WHAT IS NEEDED>
Give back the records below exactly, every one, with no pictures.
## start
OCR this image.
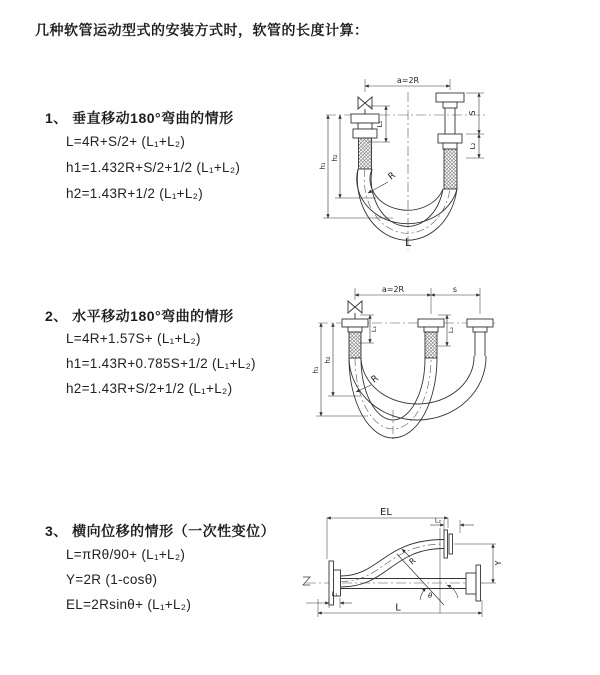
几种软管运动型式的安装方式时，软管的长度计算：
1、 垂直移动180°弯曲的情形
L=4R+S/2+ (L₁+L₂)
h1=1.432R+S/2+1/2 (L₁+L₂)
h2=1.43R+1/2 (L₁+L₂)
2、 水平移动180°弯曲的情形
L=4R+1.57S+ (L₁+L₂)
h1=1.43R+0.785S+1/2 (L₁+L₂)
h2=1.43R+S/2+1/2 (L₁+L₂)
3、 横向位移的情形（一次性变位）
L=πRθ/90+ (L₁+L₂)
Y=2R (1-cosθ)
EL=2Rsinθ+ (L₁+L₂)
a=2R
L₁
S
L₂
h₁
h₂
R
L
a=2R	s
L₁	L₂
h₁
h₂
R
EL
L₂
Y
R
θ
L
L₁
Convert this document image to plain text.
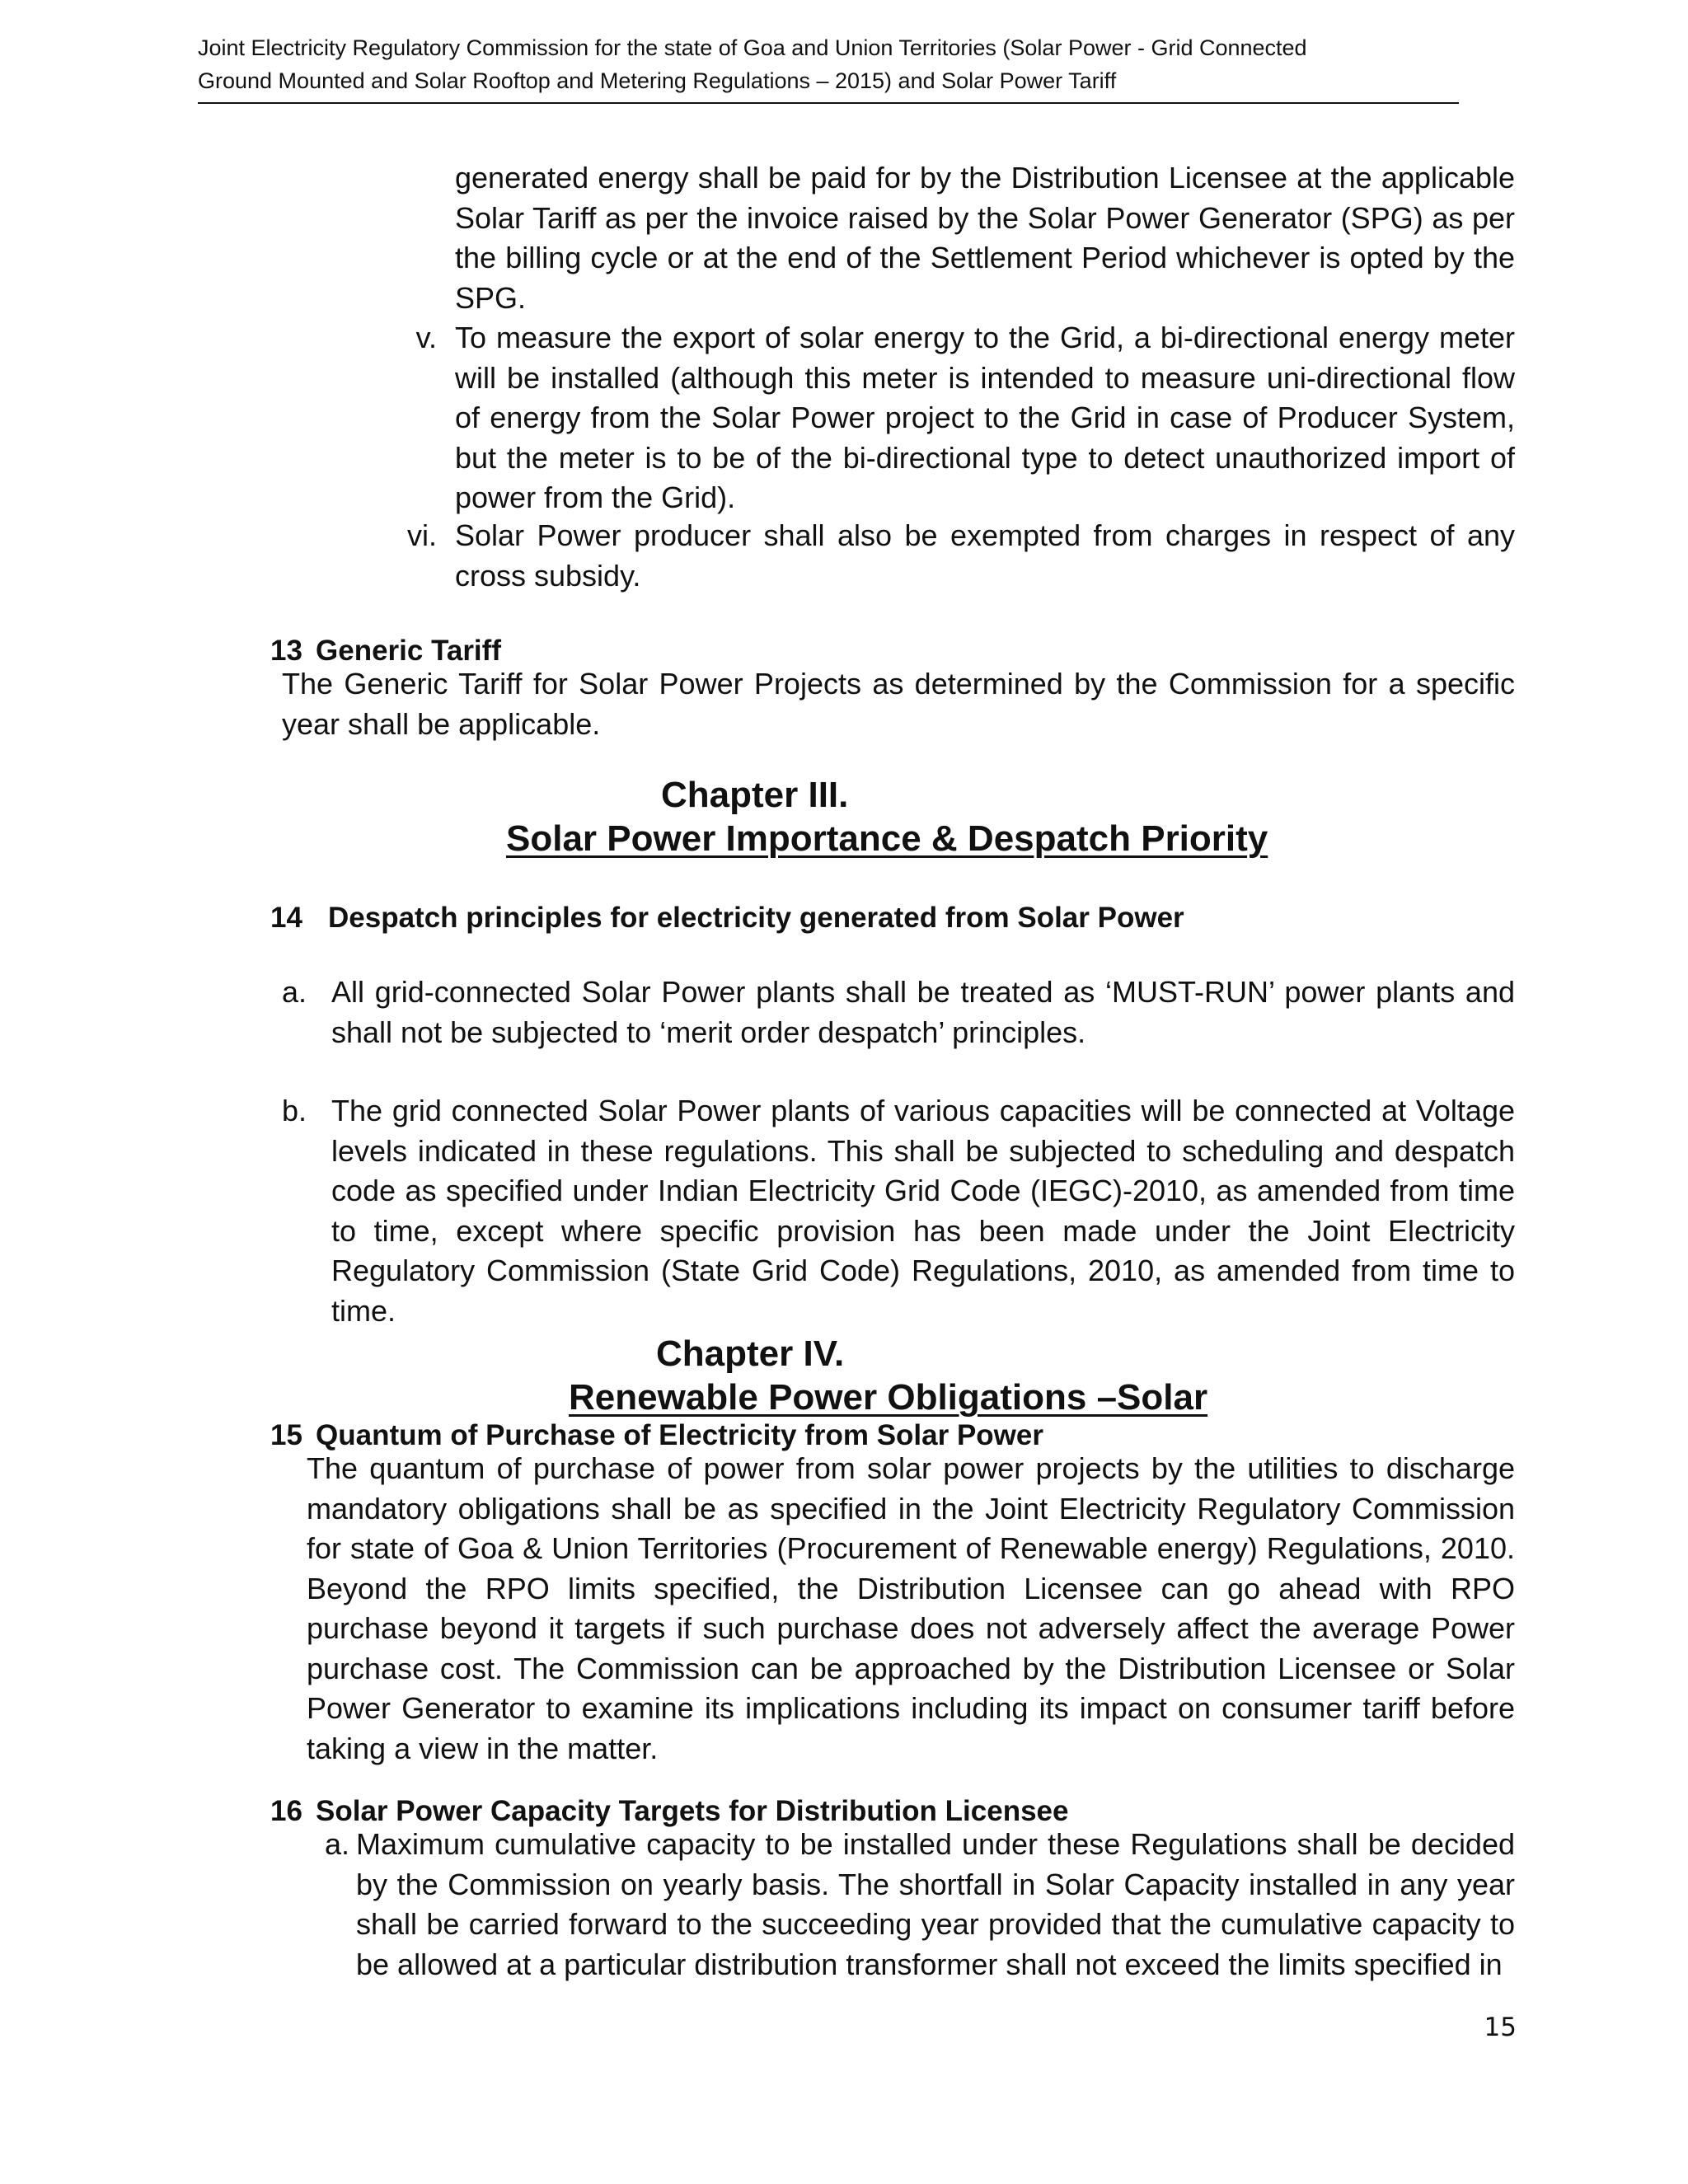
Joint Electricity Regulatory Commission for the state of Goa and Union Territories (Solar Power - Grid Connected
Ground Mounted and Solar Rooftop and Metering Regulations – 2015) and Solar Power Tariff
generated energy shall be paid for by the Distribution Licensee at the applicable Solar Tariff as per the invoice raised by the Solar Power Generator (SPG) as per the billing cycle or at the end of the Settlement Period whichever is opted by the SPG.
v. To measure the export of solar energy to the Grid, a bi-directional energy meter will be installed (although this meter is intended to measure uni-directional flow of energy from the Solar Power project to the Grid in case of Producer System, but the meter is to be of the bi-directional type to detect unauthorized import of power from the Grid).
vi. Solar Power producer shall also be exempted from charges in respect of any cross subsidy.
13 Generic Tariff
The Generic Tariff for Solar Power Projects as determined by the Commission for a specific year shall be applicable.
Chapter III.
Solar Power Importance & Despatch Priority
14 Despatch principles for electricity generated from Solar Power
a. All grid-connected Solar Power plants shall be treated as ‘MUST-RUN’ power plants and shall not be subjected to ‘merit order despatch’ principles.
b. The grid connected Solar Power plants of various capacities will be connected at Voltage levels indicated in these regulations. This shall be subjected to scheduling and despatch code as specified under Indian Electricity Grid Code (IEGC)-2010, as amended from time to time, except where specific provision has been made under the Joint Electricity Regulatory Commission (State Grid Code) Regulations, 2010, as amended from time to time.
Chapter IV.
Renewable Power Obligations –Solar
15 Quantum of Purchase of Electricity from Solar Power
The quantum of purchase of power from solar power projects by the utilities to discharge mandatory obligations shall be as specified in the Joint Electricity Regulatory Commission for state of Goa & Union Territories (Procurement of Renewable energy) Regulations, 2010. Beyond the RPO limits specified, the Distribution Licensee can go ahead with RPO purchase beyond it targets if such purchase does not adversely affect the average Power purchase cost. The Commission can be approached by the Distribution Licensee or Solar Power Generator to examine its implications including its impact on consumer tariff before taking a view in the matter.
16 Solar Power Capacity Targets for Distribution Licensee
a. Maximum cumulative capacity to be installed under these Regulations shall be decided by the Commission on yearly basis. The shortfall in Solar Capacity installed in any year shall be carried forward to the succeeding year provided that the cumulative capacity to be allowed at a particular distribution transformer shall not exceed the limits specified in
15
## end
WRITTEN SOLUTION>
OCR this image.
几种软管运动型式的安装方式时，软管的长度计算：
1、 垂直移动180°弯曲的情形
L=4R+S/2+ (L₁+L₂)
h1=1.432R+S/2+1/2 (L₁+L₂)
h2=1.43R+1/2 (L₁+L₂)
2、 水平移动180°弯曲的情形
L=4R+1.57S+ (L₁+L₂)
h1=1.43R+0.785S+1/2 (L₁+L₂)
h2=1.43R+S/2+1/2 (L₁+L₂)
3、 横向位移的情形（一次性变位）
L=πRθ/90+ (L₁+L₂)
Y=2R (1-cosθ)
EL=2Rsinθ+ (L₁+L₂)
a=2R
L₁
S
L₂
h₁
h₂
R
L
a=2R	s
L₁	L₂
h₁
h₂
R
EL
L₂
Y
R
θ
L
L₁
Convert this document image to plain text.
Joint Electricity Regulatory Commission for the state of Goa and Union Territories (Solar Power - Grid Connected
Ground Mounted and Solar Rooftop and Metering Regulations – 2015) and Solar Power Tariff
generated energy shall be paid for by the Distribution Licensee at the applicable Solar Tariff as per the invoice raised by the Solar Power Generator (SPG) as per the billing cycle or at the end of the Settlement Period whichever is opted by the SPG.
v. To measure the export of solar energy to the Grid, a bi-directional energy meter will be installed (although this meter is intended to measure uni-directional flow of energy from the Solar Power project to the Grid in case of Producer System, but the meter is to be of the bi-directional type to detect unauthorized import of power from the Grid).
vi. Solar Power producer shall also be exempted from charges in respect of any cross subsidy.
13 Generic Tariff
The Generic Tariff for Solar Power Projects as determined by the Commission for a specific year shall be applicable.
Chapter III.
Solar Power Importance & Despatch Priority
14 Despatch principles for electricity generated from Solar Power
a. All grid-connected Solar Power plants shall be treated as ‘MUST-RUN’ power plants and shall not be subjected to ‘merit order despatch’ principles.
b. The grid connected Solar Power plants of various capacities will be connected at Voltage levels indicated in these regulations. This shall be subjected to scheduling and despatch code as specified under Indian Electricity Grid Code (IEGC)-2010, as amended from time to time, except where specific provision has been made under the Joint Electricity Regulatory Commission (State Grid Code) Regulations, 2010, as amended from time to time.
Chapter IV.
Renewable Power Obligations –Solar
15 Quantum of Purchase of Electricity from Solar Power
The quantum of purchase of power from solar power projects by the utilities to discharge mandatory obligations shall be as specified in the Joint Electricity Regulatory Commission for state of Goa & Union Territories (Procurement of Renewable energy) Regulations, 2010. Beyond the RPO limits specified, the Distribution Licensee can go ahead with RPO purchase beyond it targets if such purchase does not adversely affect the average Power purchase cost. The Commission can be approached by the Distribution Licensee or Solar Power Generator to examine its implications including its impact on consumer tariff before taking a view in the matter.
16 Solar Power Capacity Targets for Distribution Licensee
a. Maximum cumulative capacity to be installed under these Regulations shall be decided by the Commission on yearly basis. The shortfall in Solar Capacity installed in any year shall be carried forward to the succeeding year provided that the cumulative capacity to be allowed at a particular distribution transformer shall not exceed the limits specified in
15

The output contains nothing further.